| Requirements |
Each line containing the word "Frequency" must be reported.

| Data provided |
* begin *

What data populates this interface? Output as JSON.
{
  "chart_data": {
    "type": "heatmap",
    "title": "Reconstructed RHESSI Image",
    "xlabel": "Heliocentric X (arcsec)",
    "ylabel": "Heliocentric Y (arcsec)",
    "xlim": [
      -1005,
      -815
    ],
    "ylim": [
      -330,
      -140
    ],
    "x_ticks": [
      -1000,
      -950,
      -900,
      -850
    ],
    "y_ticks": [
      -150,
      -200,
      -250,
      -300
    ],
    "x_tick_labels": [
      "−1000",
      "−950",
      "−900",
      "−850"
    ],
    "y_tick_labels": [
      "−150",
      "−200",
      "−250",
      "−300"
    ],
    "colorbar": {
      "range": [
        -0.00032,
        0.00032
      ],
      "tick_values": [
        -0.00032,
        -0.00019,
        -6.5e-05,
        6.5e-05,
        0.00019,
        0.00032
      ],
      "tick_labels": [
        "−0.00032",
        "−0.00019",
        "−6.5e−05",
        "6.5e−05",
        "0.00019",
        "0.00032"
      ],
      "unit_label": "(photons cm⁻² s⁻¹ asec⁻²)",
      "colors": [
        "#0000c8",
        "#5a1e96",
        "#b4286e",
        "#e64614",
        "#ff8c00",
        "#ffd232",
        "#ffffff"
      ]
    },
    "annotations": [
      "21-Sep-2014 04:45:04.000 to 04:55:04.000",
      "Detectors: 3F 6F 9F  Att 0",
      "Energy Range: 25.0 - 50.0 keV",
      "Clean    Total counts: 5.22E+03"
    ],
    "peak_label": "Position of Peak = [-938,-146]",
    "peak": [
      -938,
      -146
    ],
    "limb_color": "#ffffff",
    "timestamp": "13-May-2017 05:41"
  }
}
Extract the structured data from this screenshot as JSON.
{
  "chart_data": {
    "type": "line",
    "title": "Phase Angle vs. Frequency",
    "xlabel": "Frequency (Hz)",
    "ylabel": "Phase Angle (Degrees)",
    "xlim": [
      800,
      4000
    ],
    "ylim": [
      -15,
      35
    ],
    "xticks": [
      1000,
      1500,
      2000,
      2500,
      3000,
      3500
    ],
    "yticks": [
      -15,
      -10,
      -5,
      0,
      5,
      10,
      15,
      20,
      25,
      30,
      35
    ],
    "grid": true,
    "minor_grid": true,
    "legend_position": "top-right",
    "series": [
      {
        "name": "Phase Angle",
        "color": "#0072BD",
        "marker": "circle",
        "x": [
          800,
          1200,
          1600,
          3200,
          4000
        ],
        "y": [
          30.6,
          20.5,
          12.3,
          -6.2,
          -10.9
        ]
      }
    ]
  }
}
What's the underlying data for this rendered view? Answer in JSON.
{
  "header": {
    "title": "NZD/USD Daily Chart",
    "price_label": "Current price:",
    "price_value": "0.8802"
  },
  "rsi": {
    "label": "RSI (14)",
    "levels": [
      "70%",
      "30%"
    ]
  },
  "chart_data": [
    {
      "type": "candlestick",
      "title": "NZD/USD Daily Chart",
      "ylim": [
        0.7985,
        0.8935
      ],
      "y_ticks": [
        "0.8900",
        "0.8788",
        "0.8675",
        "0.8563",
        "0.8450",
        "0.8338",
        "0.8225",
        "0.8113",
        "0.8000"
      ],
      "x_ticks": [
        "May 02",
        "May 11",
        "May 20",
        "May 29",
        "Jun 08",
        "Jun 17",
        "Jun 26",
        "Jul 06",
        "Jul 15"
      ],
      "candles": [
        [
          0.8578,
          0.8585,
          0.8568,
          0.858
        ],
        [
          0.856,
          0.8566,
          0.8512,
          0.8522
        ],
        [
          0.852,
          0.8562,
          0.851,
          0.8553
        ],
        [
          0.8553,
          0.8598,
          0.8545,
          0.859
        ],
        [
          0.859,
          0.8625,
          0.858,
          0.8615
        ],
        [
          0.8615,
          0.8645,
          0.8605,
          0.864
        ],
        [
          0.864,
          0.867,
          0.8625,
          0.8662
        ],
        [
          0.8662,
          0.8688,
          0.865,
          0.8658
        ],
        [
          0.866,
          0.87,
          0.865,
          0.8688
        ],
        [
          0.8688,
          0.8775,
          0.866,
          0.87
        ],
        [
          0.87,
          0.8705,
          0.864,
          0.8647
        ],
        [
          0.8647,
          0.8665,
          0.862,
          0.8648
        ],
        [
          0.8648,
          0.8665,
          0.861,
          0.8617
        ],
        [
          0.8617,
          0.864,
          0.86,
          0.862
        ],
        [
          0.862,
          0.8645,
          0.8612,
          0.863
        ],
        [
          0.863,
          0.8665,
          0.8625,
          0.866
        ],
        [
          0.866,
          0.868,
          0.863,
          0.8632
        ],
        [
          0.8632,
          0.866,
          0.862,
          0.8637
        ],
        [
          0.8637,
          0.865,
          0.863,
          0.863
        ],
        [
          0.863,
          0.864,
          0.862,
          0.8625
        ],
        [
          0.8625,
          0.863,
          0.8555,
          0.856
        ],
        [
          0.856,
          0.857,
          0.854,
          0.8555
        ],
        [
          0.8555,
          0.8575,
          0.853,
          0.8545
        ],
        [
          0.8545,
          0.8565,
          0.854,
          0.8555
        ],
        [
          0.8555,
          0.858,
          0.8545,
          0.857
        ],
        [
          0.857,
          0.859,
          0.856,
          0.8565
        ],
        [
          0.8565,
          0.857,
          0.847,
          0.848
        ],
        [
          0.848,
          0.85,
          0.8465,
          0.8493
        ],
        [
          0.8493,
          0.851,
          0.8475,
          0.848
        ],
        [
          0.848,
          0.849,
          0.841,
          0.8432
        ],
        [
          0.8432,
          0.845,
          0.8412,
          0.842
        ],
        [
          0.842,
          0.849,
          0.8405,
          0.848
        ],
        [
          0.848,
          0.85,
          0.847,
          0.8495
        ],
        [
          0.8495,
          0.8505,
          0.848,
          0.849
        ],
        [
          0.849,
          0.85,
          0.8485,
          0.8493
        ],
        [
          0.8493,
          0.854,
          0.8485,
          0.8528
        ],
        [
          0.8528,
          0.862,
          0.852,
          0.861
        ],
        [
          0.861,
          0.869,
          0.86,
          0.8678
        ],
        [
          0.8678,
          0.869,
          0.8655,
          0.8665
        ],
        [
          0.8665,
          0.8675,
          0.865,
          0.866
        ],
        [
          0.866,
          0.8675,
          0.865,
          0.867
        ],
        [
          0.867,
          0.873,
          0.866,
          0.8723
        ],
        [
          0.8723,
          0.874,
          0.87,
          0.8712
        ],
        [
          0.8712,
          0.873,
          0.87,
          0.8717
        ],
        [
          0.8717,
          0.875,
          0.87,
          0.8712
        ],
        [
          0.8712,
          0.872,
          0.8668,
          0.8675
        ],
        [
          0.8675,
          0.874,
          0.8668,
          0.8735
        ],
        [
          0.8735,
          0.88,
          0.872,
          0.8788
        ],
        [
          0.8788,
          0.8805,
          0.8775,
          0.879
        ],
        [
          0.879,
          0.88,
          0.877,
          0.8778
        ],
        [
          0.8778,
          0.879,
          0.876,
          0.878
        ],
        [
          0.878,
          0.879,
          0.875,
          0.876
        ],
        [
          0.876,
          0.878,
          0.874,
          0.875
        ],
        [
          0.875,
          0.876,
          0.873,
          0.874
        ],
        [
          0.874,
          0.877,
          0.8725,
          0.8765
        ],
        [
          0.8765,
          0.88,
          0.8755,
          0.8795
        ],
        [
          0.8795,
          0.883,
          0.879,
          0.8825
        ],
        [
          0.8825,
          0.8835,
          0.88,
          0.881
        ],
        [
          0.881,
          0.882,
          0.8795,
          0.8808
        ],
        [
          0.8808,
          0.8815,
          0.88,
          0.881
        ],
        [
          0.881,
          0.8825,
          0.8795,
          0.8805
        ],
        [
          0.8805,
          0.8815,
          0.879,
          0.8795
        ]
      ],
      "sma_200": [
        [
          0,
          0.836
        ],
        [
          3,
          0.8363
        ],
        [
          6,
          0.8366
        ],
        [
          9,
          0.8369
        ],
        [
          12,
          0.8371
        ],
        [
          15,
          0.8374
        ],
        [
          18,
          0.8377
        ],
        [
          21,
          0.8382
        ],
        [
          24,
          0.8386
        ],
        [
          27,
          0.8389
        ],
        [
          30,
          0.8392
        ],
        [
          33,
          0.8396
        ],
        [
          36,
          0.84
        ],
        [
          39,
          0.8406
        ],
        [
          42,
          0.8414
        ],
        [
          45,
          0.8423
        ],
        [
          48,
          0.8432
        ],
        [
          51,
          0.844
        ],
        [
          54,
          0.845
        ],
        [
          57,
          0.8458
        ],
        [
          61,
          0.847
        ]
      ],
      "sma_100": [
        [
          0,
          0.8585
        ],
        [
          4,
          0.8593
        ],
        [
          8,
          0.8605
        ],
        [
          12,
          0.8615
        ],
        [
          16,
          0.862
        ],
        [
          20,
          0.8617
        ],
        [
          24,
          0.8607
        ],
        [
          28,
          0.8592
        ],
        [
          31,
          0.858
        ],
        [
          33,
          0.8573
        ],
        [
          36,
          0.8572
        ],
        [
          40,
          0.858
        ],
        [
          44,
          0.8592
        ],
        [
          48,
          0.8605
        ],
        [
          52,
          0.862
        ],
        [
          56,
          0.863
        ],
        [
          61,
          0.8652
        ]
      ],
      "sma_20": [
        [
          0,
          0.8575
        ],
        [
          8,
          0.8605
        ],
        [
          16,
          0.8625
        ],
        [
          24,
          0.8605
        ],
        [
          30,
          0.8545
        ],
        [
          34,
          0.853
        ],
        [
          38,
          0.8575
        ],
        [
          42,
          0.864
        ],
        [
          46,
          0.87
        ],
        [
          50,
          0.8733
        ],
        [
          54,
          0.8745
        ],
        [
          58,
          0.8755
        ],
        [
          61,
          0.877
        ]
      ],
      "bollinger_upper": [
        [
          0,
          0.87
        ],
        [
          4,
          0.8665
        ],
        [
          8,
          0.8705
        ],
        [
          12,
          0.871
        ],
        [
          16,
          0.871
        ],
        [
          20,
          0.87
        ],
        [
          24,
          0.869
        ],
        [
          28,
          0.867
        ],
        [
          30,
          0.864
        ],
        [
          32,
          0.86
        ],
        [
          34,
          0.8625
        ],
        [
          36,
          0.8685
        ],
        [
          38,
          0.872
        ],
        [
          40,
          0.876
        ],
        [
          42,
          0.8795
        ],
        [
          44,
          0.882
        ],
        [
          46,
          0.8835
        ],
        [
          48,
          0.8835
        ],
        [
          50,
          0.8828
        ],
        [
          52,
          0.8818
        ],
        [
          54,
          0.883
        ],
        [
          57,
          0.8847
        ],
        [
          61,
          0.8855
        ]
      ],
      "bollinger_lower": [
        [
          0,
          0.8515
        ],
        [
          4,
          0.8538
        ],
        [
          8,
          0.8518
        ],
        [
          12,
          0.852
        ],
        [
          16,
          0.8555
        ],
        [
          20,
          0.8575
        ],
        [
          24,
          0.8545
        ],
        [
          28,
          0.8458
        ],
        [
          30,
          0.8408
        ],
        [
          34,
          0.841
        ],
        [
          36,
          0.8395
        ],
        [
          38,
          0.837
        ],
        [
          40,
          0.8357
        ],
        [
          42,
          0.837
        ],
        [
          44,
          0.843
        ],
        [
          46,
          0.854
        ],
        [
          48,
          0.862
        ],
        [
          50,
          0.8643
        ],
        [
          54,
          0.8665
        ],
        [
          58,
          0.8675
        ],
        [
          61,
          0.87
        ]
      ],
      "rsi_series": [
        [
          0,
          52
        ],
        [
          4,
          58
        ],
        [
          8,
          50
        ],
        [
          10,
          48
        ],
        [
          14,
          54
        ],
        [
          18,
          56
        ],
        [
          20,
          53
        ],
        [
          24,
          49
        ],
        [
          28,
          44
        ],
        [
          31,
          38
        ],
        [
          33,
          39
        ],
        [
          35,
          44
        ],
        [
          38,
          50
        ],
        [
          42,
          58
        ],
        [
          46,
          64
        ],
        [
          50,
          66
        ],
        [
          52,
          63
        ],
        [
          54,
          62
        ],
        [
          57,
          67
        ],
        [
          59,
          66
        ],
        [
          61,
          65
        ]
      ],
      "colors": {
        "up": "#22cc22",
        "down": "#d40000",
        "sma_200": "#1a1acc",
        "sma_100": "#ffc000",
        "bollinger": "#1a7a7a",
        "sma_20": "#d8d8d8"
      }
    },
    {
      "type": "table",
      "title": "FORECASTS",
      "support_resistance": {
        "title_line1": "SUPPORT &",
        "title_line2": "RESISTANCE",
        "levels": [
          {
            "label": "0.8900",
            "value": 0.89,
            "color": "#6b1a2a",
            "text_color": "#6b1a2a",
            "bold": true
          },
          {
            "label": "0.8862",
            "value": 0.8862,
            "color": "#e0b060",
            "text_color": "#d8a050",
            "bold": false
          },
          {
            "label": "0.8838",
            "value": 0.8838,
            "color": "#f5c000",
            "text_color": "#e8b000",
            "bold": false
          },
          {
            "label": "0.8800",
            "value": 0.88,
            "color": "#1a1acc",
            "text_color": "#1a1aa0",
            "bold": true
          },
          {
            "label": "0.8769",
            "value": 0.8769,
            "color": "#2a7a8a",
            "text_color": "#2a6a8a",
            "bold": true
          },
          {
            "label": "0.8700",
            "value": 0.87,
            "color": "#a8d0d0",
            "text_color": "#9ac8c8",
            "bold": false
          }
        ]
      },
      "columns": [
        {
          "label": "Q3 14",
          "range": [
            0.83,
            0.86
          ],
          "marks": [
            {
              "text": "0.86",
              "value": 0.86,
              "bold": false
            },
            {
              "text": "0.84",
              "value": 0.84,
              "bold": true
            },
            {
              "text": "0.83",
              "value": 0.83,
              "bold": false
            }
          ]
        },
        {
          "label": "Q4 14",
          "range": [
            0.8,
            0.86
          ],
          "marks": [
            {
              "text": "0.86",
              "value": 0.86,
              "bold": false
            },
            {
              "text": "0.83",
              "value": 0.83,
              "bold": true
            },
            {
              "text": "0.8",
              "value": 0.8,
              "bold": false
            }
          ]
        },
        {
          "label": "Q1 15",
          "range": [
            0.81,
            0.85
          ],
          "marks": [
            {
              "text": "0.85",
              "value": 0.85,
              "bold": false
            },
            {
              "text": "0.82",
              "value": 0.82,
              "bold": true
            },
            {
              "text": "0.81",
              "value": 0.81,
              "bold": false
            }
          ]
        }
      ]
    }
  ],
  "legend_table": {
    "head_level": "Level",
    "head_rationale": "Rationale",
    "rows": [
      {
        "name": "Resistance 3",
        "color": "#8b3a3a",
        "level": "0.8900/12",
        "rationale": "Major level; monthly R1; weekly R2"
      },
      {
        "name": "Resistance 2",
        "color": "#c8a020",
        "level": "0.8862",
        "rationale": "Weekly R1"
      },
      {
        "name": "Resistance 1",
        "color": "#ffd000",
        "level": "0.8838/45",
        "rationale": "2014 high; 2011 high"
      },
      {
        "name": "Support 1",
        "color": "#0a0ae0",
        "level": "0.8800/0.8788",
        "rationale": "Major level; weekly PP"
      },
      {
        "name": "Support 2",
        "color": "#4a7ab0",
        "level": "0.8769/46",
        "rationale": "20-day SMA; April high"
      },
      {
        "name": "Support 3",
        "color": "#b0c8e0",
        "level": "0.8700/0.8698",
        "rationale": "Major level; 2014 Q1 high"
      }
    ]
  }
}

* end *

| Response to the exercise |
    "title": "Phase Angle vs. Frequency",
    "xlabel": "Frequency (Hz)",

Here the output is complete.